» **What to work on**
Your answer should be one number: the count of lines in these entries that hold the word "respJson".

[Data items]
<<<<

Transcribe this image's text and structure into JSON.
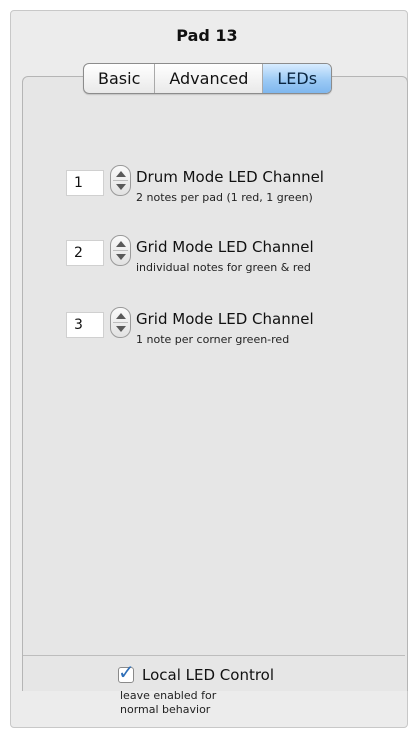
{
  "title": "Pad 13",
  "tabs": [
    {
      "label": "Basic",
      "active": false
    },
    {
      "label": "Advanced",
      "active": false
    },
    {
      "label": "LEDs",
      "active": true
    }
  ],
  "channels": [
    {
      "value": "1",
      "label": "Drum Mode LED Channel",
      "description": "2 notes per pad (1 red, 1 green)"
    },
    {
      "value": "2",
      "label": "Grid Mode LED Channel",
      "description": "individual notes for green & red"
    },
    {
      "value": "3",
      "label": "Grid Mode LED Channel",
      "description": "1 note per corner green-red"
    }
  ],
  "local_led": {
    "checked": true,
    "label": "Local LED Control",
    "description_line1": "leave enabled for",
    "description_line2": "normal behavior"
  },
  "colors": {
    "active_tab": "#8ec0f0",
    "checkmark": "#2f6fb8",
    "panel_bg": "#ececec"
  }
}
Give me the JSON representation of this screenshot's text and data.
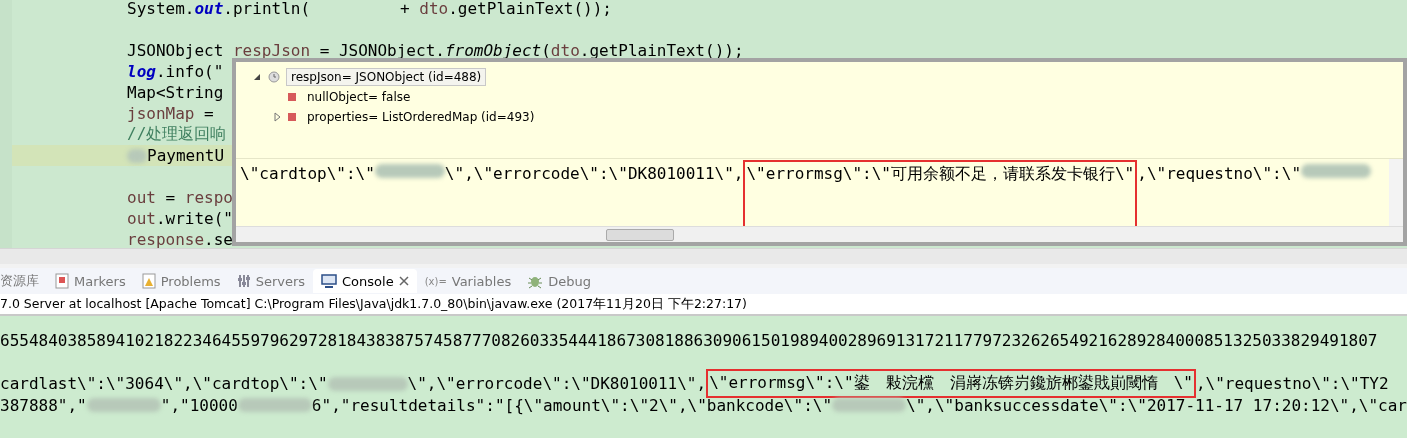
{
  "editor": {
    "lines": [
      {
        "highlighted": false,
        "tokens": [
          {
            "kind": "plain",
            "text": "System."
          },
          {
            "kind": "field",
            "text": "out"
          },
          {
            "kind": "plain",
            "text": ".println("
          },
          {
            "kind": "gap"
          },
          {
            "kind": "plain",
            "text": "+ "
          },
          {
            "kind": "var",
            "text": "dto"
          },
          {
            "kind": "plain",
            "text": ".getPlainText());"
          }
        ]
      },
      {
        "highlighted": false
      },
      {
        "highlighted": false,
        "tokens": [
          {
            "kind": "plain",
            "text": "JSONObject "
          },
          {
            "kind": "var",
            "text": "respJson"
          },
          {
            "kind": "plain",
            "text": " = JSONObject."
          },
          {
            "kind": "italic",
            "text": "fromObject"
          },
          {
            "kind": "plain",
            "text": "("
          },
          {
            "kind": "var",
            "text": "dto"
          },
          {
            "kind": "plain",
            "text": ".getPlainText());"
          }
        ]
      },
      {
        "highlighted": false,
        "tokens": [
          {
            "kind": "field",
            "text": "log"
          },
          {
            "kind": "plain",
            "text": ".info(\""
          }
        ]
      },
      {
        "highlighted": false,
        "tokens": [
          {
            "kind": "plain",
            "text": "Map<String"
          }
        ]
      },
      {
        "highlighted": false,
        "tokens": [
          {
            "kind": "var",
            "text": "jsonMap"
          },
          {
            "kind": "plain",
            "text": " = "
          }
        ]
      },
      {
        "highlighted": false,
        "tokens": [
          {
            "kind": "comment",
            "text": "//处理返回响"
          }
        ]
      },
      {
        "highlighted": true,
        "tokens": [
          {
            "kind": "blur"
          },
          {
            "kind": "plain",
            "text": "PaymentU"
          }
        ]
      },
      {
        "highlighted": false
      },
      {
        "highlighted": false,
        "tokens": [
          {
            "kind": "var",
            "text": "out"
          },
          {
            "kind": "plain",
            "text": " = "
          },
          {
            "kind": "var",
            "text": "respo"
          }
        ]
      },
      {
        "highlighted": false,
        "tokens": [
          {
            "kind": "var",
            "text": "out"
          },
          {
            "kind": "plain",
            "text": ".write(\""
          }
        ]
      },
      {
        "highlighted": false,
        "tokens": [
          {
            "kind": "var",
            "text": "response"
          },
          {
            "kind": "plain",
            "text": ".se"
          }
        ]
      }
    ]
  },
  "inspector": {
    "tree": [
      {
        "label": "respJson= JSONObject  (id=488)",
        "kind": "object",
        "selected": true,
        "expanded": true,
        "children": [
          {
            "label": "nullObject= false",
            "kind": "field",
            "selected": false
          },
          {
            "label": "properties= ListOrderedMap  (id=493)",
            "kind": "field",
            "selected": false,
            "expanded": false
          }
        ]
      }
    ],
    "detail": [
      {
        "kind": "text",
        "text": "\\\"cardtop\\\":\\\""
      },
      {
        "kind": "blur"
      },
      {
        "kind": "text",
        "text": "\\\",\\\"errorcode\\\":\\\"DK8010011\\\","
      },
      {
        "kind": "boxed",
        "text": "\\\"errormsg\\\":\\\"可用余额不足，请联系发卡银行\\\""
      },
      {
        "kind": "text",
        "text": ",\\\"requestno\\\":\\\""
      },
      {
        "kind": "blur"
      }
    ]
  },
  "panel": {
    "tabs": [
      {
        "label": "资源库",
        "selected": false
      },
      {
        "label": "Markers",
        "selected": false
      },
      {
        "label": "Problems",
        "selected": false
      },
      {
        "label": "Servers",
        "selected": false
      },
      {
        "label": "Console",
        "selected": true
      },
      {
        "label": "Variables",
        "glyph": "(x)=",
        "selected": false
      },
      {
        "label": "Debug",
        "selected": false
      }
    ],
    "process": "7.0 Server at localhost [Apache Tomcat] C:\\Program Files\\Java\\jdk1.7.0_80\\bin\\javaw.exe (2017年11月20日 下午2:27:17)",
    "console_lines": [
      [
        {
          "kind": "text",
          "text": "65548403858941021822346455979629728184383875745877708260335444186730818863090615019894002896913172117797232626549216289284000851325033829491807"
        }
      ],
      [
        {
          "kind": "text",
          "text": "cardlast\\\":\\\"3064\\\",\\\"cardtop\\\":\\\""
        },
        {
          "kind": "blur"
        },
        {
          "kind": "text",
          "text": "\\\",\\\"errorcode\\\":\\\"DK8010011\\\","
        },
        {
          "kind": "boxed",
          "text": "\\\"errormsg\\\":\\\"鍙　敤浣欓　涓嶈冻锛岃鑱旂郴鍙戝崱閾惰　\\\""
        },
        {
          "kind": "text",
          "text": ",\\\"requestno\\\":\\\"TY2"
        }
      ],
      [
        {
          "kind": "text",
          "text": "387888\",\""
        },
        {
          "kind": "blur"
        },
        {
          "kind": "text",
          "text": "\",\"10000"
        },
        {
          "kind": "blur"
        },
        {
          "kind": "text",
          "text": "6\",\"resultdetails\":\"[{\\\"amount\\\":\\\"2\\\",\\\"bankcode\\\":\\\""
        },
        {
          "kind": "blur"
        },
        {
          "kind": "text",
          "text": "\\\",\\\"banksuccessdate\\\":\\\"2017-11-17 17:20:12\\\",\\\"car"
        }
      ]
    ]
  }
}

>>>>

» **Response to this task**
2